**WHAT YOU SHOULD DO:**
Skip the pictures and repeat each line of the data exactly.
** Begin DATA PROVIDED **
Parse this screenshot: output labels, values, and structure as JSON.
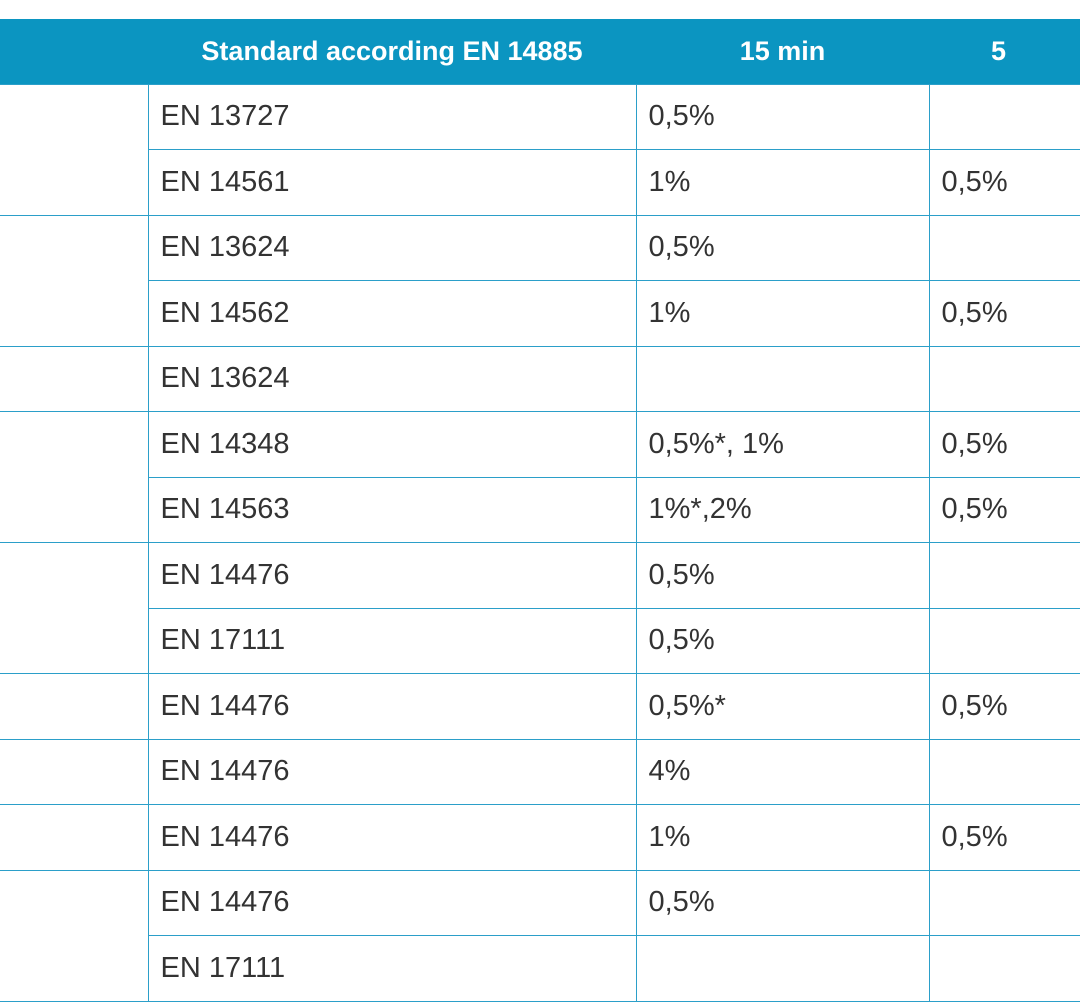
{
  "table": {
    "headers": [
      "",
      "Standard according EN 14885",
      "15 min",
      "5"
    ],
    "rows": [
      {
        "standard": "EN 13727",
        "min15": "0,5%",
        "next": ""
      },
      {
        "standard": "EN 14561",
        "min15": "1%",
        "next": "0,5%"
      },
      {
        "standard": "EN 13624",
        "min15": "0,5%",
        "next": ""
      },
      {
        "standard": "EN 14562",
        "min15": "1%",
        "next": "0,5%"
      },
      {
        "standard": "EN 13624",
        "min15": "",
        "next": ""
      },
      {
        "standard": "EN 14348",
        "min15": "0,5%*, 1%",
        "next": "0,5%"
      },
      {
        "standard": "EN 14563",
        "min15": "1%*,2%",
        "next": "0,5%"
      },
      {
        "standard": "EN 14476",
        "min15": "0,5%",
        "next": ""
      },
      {
        "standard": "EN 17111",
        "min15": "0,5%",
        "next": ""
      },
      {
        "standard": "EN 14476",
        "min15": "0,5%*",
        "next": "0,5%"
      },
      {
        "standard": "EN 14476",
        "min15": "4%",
        "next": ""
      },
      {
        "standard": "EN 14476",
        "min15": "1%",
        "next": "0,5%"
      },
      {
        "standard": "EN 14476",
        "min15": "0,5%",
        "next": ""
      },
      {
        "standard": "EN 17111",
        "min15": "",
        "next": ""
      }
    ]
  },
  "colors": {
    "header_bg": "#0b95c1",
    "header_text": "#ffffff",
    "border": "#2b9fc9",
    "cell_text": "#333333"
  }
}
** End DATA PROVIDED **
**RESULT FOR THIS TASK:**
Parse this screenshot: output labels, values, and structure as JSON.
{
  "table": {
    "headers": [
      "",
      "Standard according EN 14885",
      "15 min",
      "5"
    ],
    "rows": [
      {
        "standard": "EN 13727",
        "min15": "0,5%",
        "next": ""
      },
      {
        "standard": "EN 14561",
        "min15": "1%",
        "next": "0,5%"
      },
      {
        "standard": "EN 13624",
        "min15": "0,5%",
        "next": ""
      },
      {
        "standard": "EN 14562",
        "min15": "1%",
        "next": "0,5%"
      },
      {
        "standard": "EN 13624",
        "min15": "",
        "next": ""
      },
      {
        "standard": "EN 14348",
        "min15": "0,5%*, 1%",
        "next": "0,5%"
      },
      {
        "standard": "EN 14563",
        "min15": "1%*,2%",
        "next": "0,5%"
      },
      {
        "standard": "EN 14476",
        "min15": "0,5%",
        "next": ""
      },
      {
        "standard": "EN 17111",
        "min15": "0,5%",
        "next": ""
      },
      {
        "standard": "EN 14476",
        "min15": "0,5%*",
        "next": "0,5%"
      },
      {
        "standard": "EN 14476",
        "min15": "4%",
        "next": ""
      },
      {
        "standard": "EN 14476",
        "min15": "1%",
        "next": "0,5%"
      },
      {
        "standard": "EN 14476",
        "min15": "0,5%",
        "next": ""
      },
      {
        "standard": "EN 17111",
        "min15": "",
        "next": ""
      }
    ]
  },
  "colors": {
    "header_bg": "#0b95c1",
    "header_text": "#ffffff",
    "border": "#2b9fc9",
    "cell_text": "#333333"
  }
}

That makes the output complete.